Gaussian Process on HPC | Issues and speeding up

Hello, I’m working on a Bayesian calibration problem of a computer experiment. To do so, I’m using a Gaussian Process as an emulator to a computer model and I’m training and calibrating the emulator at the same time as per Higdon et al. (2004). I’m running the calibration on a High Performance Computing (HPC) facility as a shared memory threaded parallel job. I run 4 chains of 1000 iterations. For training points (N) less than 600, the model works fine with no issues (see image attached of Comp. Time (mins) vs N) as judged by R and nEff > 10%. When I tried to further increase N by 140 points (total of 728), and with an allocated RAM per core of 16 GB, it took 22 hours for one chain to complete and none of the other chains finished their 1000 iterations – two of them were stuck at 250 iterations. I don’t understand what is happening, so any help would be greatly appreciated! Specifically:

  1. As training points (N) increase, I expect an increase in computational time of N^3 and memory requirement of N^2. I assumed that 16GB of RAM would suffice - could I be running out of RAM or is there something else that’s wrong? Does memory grow with iterations as well as N?
  2. A small constant was not added to the diagonal of the covariance matrix as it’s often recommended since I’ve based my code from a publication by Chong et al. (2018) that didn’t include this component. I’m more than happy to add it but do you think that this could be the reason I’m facing these issues?

## What you need to do
- 1) In the Gaussian process post, rewrite the stretch from "1. As training" through "as well as N?", putting "32GB" in place of "16GB".
- 2) According to the Gaussian process post, how long did one chain take to complete once the training points reached 728?

## Records shown
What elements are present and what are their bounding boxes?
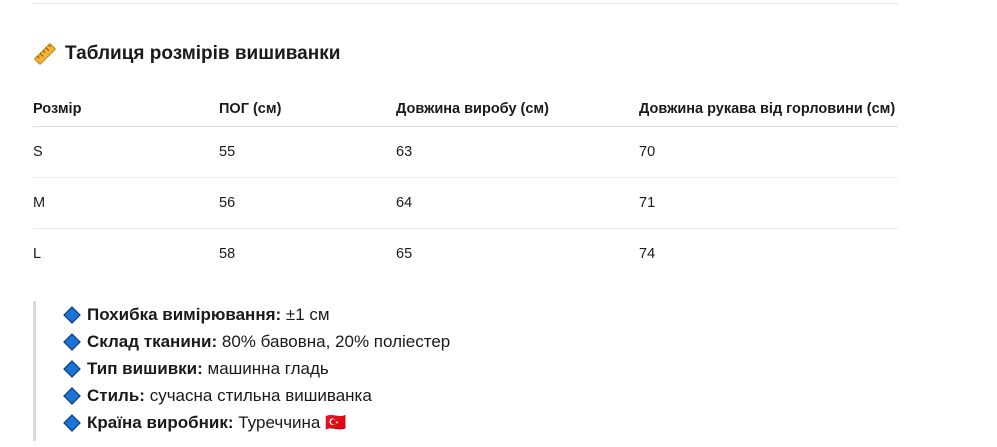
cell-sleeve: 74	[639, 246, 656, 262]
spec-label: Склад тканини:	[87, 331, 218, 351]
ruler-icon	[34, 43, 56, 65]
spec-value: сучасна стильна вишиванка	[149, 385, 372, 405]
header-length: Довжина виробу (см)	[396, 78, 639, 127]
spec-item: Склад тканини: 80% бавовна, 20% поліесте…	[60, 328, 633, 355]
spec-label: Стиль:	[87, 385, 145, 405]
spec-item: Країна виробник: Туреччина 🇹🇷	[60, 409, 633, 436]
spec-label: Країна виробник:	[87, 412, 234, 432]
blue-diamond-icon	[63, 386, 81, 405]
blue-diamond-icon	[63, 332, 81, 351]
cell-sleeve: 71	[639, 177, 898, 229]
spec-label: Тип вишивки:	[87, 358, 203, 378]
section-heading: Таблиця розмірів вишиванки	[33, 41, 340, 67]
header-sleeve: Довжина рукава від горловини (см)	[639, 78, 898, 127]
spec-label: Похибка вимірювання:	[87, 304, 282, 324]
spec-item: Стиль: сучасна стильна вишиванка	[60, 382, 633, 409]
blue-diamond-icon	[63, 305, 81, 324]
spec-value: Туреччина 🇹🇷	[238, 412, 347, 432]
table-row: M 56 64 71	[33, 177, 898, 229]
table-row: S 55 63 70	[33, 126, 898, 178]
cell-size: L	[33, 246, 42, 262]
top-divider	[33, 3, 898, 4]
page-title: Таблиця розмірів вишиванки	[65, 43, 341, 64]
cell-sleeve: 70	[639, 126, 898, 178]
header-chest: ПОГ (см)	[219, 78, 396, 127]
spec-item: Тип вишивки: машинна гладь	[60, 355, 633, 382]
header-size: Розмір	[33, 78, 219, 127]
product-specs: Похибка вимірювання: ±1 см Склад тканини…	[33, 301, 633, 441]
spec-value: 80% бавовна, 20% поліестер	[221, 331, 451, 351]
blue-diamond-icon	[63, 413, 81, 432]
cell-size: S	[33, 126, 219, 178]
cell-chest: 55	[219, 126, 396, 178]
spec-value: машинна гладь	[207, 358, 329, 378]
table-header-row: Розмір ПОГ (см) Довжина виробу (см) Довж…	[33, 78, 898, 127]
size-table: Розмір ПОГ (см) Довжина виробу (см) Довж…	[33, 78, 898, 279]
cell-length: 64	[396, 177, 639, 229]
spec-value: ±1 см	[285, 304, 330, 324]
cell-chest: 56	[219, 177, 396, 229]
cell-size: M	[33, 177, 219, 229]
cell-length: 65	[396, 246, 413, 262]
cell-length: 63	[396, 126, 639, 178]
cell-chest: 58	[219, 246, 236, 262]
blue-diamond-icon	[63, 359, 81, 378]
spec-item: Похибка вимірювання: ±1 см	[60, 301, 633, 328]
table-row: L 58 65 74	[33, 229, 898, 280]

## Exercise solutions
- 1)
1. As training points (N) increase, I expect an increase in computational time of N^3 and memory requirement of N^2. I assumed that 32GB of RAM would suffice - could I be running out of RAM or is there something else that’s wrong? Does memory grow with iterations as well as N?

- 2) 22 hours.